━━ GIVEN INFORMATION

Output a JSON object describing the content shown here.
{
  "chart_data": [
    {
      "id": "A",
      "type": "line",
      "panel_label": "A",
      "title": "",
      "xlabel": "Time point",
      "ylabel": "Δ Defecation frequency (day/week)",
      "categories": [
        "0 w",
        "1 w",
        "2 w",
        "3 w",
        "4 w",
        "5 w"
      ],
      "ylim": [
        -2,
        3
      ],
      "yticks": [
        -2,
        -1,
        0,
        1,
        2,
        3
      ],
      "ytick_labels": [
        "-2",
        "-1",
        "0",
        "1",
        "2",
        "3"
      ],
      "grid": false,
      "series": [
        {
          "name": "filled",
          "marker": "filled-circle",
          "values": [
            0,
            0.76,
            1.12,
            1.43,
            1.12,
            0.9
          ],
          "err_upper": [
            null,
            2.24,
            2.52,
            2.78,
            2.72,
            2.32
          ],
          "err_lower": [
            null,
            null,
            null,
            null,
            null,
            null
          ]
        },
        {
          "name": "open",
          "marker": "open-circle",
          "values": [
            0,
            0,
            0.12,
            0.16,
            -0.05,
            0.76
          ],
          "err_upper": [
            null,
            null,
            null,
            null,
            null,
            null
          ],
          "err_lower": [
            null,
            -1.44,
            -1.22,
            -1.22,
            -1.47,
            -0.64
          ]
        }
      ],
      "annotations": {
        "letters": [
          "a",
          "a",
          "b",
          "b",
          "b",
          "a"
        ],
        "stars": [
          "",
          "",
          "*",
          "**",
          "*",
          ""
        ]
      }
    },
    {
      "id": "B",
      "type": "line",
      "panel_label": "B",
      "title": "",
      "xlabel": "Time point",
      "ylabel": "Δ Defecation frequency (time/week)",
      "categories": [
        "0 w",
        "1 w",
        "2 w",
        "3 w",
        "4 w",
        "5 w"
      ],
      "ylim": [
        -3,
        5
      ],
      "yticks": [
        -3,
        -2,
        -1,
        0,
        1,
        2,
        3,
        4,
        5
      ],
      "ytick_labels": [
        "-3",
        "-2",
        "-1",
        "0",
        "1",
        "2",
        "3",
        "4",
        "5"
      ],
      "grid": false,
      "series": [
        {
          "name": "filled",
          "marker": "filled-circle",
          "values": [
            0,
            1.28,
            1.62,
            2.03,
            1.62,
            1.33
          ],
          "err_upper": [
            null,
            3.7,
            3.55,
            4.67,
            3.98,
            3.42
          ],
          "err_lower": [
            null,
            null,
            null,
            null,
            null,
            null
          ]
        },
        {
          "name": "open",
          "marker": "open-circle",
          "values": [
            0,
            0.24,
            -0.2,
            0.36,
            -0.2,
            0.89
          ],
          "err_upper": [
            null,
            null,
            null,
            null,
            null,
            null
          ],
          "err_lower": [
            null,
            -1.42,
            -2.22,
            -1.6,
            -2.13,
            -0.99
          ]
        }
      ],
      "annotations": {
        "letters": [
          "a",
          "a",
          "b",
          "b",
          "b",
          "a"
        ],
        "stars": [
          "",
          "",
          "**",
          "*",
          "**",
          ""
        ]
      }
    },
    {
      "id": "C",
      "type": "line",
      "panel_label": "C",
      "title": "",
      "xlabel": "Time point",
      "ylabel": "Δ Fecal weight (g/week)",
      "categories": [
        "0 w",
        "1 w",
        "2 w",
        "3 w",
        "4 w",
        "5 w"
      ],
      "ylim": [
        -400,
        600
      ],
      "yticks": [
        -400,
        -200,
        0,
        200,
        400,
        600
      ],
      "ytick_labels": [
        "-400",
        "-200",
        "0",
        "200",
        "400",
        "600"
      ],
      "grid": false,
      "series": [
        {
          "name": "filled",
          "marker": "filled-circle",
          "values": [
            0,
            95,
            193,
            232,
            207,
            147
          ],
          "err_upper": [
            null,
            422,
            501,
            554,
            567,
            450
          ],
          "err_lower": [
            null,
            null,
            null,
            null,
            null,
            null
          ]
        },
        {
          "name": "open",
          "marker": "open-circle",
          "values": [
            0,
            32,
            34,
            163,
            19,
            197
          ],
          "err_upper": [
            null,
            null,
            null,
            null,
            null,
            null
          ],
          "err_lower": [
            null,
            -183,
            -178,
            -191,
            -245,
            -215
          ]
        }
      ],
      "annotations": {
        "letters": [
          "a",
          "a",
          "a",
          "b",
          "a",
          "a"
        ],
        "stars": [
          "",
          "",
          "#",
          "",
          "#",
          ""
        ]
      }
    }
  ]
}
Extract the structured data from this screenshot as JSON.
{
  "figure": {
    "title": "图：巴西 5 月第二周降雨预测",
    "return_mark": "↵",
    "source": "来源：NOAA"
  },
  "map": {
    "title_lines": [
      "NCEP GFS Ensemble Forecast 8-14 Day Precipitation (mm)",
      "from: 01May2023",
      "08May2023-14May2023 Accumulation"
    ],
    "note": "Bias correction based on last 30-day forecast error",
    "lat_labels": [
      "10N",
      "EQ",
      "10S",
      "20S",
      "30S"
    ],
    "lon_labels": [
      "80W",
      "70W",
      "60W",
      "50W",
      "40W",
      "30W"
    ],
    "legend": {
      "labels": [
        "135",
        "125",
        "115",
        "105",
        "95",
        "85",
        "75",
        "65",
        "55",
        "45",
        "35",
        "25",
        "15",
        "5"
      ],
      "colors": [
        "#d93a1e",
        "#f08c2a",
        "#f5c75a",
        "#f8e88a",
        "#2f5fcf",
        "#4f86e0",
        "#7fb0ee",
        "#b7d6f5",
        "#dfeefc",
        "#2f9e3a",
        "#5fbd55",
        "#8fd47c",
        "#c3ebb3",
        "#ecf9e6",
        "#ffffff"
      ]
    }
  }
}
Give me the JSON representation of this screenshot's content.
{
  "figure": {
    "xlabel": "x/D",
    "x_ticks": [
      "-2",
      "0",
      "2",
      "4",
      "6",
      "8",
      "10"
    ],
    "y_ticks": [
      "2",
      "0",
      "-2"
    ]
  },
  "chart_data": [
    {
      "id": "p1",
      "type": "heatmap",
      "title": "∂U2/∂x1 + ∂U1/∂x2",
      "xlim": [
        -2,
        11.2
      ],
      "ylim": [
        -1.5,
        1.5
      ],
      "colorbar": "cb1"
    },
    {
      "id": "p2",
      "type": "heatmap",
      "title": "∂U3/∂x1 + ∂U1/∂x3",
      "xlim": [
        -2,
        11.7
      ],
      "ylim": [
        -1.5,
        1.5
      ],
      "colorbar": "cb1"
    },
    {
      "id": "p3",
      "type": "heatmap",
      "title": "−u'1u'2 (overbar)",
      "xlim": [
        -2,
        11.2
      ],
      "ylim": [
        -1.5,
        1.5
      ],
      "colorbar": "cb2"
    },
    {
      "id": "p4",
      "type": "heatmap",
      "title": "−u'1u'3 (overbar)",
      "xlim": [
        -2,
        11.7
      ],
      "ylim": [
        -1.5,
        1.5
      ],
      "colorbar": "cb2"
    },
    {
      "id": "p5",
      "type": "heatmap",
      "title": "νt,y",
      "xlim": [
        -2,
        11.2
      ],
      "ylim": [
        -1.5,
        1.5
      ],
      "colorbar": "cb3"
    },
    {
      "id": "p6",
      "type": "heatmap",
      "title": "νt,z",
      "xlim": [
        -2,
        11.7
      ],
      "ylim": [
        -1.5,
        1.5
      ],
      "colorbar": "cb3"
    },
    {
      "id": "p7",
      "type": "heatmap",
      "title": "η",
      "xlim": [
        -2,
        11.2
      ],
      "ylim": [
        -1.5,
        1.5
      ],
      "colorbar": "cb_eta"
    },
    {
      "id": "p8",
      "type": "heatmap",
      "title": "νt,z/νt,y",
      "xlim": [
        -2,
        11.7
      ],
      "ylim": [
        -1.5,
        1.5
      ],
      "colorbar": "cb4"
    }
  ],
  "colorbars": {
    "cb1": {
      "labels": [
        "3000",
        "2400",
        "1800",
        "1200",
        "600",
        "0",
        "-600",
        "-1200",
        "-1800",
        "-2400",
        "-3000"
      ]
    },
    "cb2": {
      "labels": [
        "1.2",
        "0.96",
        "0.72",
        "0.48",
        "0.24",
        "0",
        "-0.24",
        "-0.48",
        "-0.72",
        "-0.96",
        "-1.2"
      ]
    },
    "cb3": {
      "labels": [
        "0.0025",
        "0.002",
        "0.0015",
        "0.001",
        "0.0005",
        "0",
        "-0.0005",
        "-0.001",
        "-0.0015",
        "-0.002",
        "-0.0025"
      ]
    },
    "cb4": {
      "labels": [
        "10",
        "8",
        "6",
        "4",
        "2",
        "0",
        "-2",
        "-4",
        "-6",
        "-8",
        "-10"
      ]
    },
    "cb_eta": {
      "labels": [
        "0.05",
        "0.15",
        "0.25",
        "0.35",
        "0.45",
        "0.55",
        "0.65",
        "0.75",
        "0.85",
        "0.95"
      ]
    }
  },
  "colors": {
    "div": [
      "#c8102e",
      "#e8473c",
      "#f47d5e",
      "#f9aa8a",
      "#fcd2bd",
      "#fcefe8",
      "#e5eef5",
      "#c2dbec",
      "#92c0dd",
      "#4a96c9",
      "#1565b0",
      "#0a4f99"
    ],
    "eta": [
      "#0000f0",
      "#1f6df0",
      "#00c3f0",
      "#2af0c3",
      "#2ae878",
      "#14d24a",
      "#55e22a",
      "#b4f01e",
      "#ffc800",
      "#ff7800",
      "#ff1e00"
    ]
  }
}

━━━━

List each line holding the string "week".

» RIGHT ANSWER
      "ylabel": "Δ Defecation frequency (day/week)",
      "ylabel": "Δ Defecation frequency (time/week)",
      "ylabel": "Δ Fecal weight (g/week)",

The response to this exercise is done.